#### [THE PROBLEM]
Check each line for the string "users", then give only how many lines have it.

-------- EXERCISE INPUT

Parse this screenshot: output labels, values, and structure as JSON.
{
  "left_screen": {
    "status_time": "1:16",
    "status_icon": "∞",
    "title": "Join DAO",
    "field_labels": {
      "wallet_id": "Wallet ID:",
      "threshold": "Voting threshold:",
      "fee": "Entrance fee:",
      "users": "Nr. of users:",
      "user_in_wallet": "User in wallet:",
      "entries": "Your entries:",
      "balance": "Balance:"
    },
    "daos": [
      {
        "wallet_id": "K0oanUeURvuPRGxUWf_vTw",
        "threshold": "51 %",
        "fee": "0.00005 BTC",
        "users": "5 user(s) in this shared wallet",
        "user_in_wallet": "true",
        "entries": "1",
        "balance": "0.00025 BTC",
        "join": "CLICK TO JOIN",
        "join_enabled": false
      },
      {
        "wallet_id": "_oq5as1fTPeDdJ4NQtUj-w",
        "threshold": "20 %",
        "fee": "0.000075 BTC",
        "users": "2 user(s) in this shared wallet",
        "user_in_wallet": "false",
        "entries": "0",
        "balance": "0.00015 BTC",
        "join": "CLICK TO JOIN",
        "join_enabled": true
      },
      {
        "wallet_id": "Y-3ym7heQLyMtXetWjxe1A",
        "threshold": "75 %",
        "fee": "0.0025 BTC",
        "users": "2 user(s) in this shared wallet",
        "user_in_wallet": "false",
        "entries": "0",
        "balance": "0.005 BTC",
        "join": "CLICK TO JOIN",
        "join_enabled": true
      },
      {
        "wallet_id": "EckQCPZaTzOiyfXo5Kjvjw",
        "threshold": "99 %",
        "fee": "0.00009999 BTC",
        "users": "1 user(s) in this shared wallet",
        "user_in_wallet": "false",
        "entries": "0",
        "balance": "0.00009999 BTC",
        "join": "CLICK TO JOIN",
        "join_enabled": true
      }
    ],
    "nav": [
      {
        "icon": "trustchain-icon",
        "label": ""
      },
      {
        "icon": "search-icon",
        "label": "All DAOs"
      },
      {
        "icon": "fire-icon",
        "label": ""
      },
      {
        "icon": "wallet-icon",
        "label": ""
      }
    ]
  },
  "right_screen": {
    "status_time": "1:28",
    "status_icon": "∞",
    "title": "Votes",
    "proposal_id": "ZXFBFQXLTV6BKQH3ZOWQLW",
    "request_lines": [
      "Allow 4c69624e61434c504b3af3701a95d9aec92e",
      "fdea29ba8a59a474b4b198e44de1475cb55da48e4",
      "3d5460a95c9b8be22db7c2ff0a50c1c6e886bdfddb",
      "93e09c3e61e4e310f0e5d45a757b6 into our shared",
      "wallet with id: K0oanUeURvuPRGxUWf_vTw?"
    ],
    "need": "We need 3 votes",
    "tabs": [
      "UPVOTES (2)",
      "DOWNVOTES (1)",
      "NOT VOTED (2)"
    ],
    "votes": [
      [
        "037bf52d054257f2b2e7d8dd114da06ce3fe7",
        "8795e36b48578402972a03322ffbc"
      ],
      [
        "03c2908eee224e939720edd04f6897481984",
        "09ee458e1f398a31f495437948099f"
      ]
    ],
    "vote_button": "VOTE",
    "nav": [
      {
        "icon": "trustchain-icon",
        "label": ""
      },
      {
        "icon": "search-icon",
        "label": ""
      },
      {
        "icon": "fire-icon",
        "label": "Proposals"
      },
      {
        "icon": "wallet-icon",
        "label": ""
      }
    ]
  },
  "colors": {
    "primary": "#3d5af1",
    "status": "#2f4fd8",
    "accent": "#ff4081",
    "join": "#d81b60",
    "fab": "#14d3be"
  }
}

----------------

#### [TASK RESULT]
5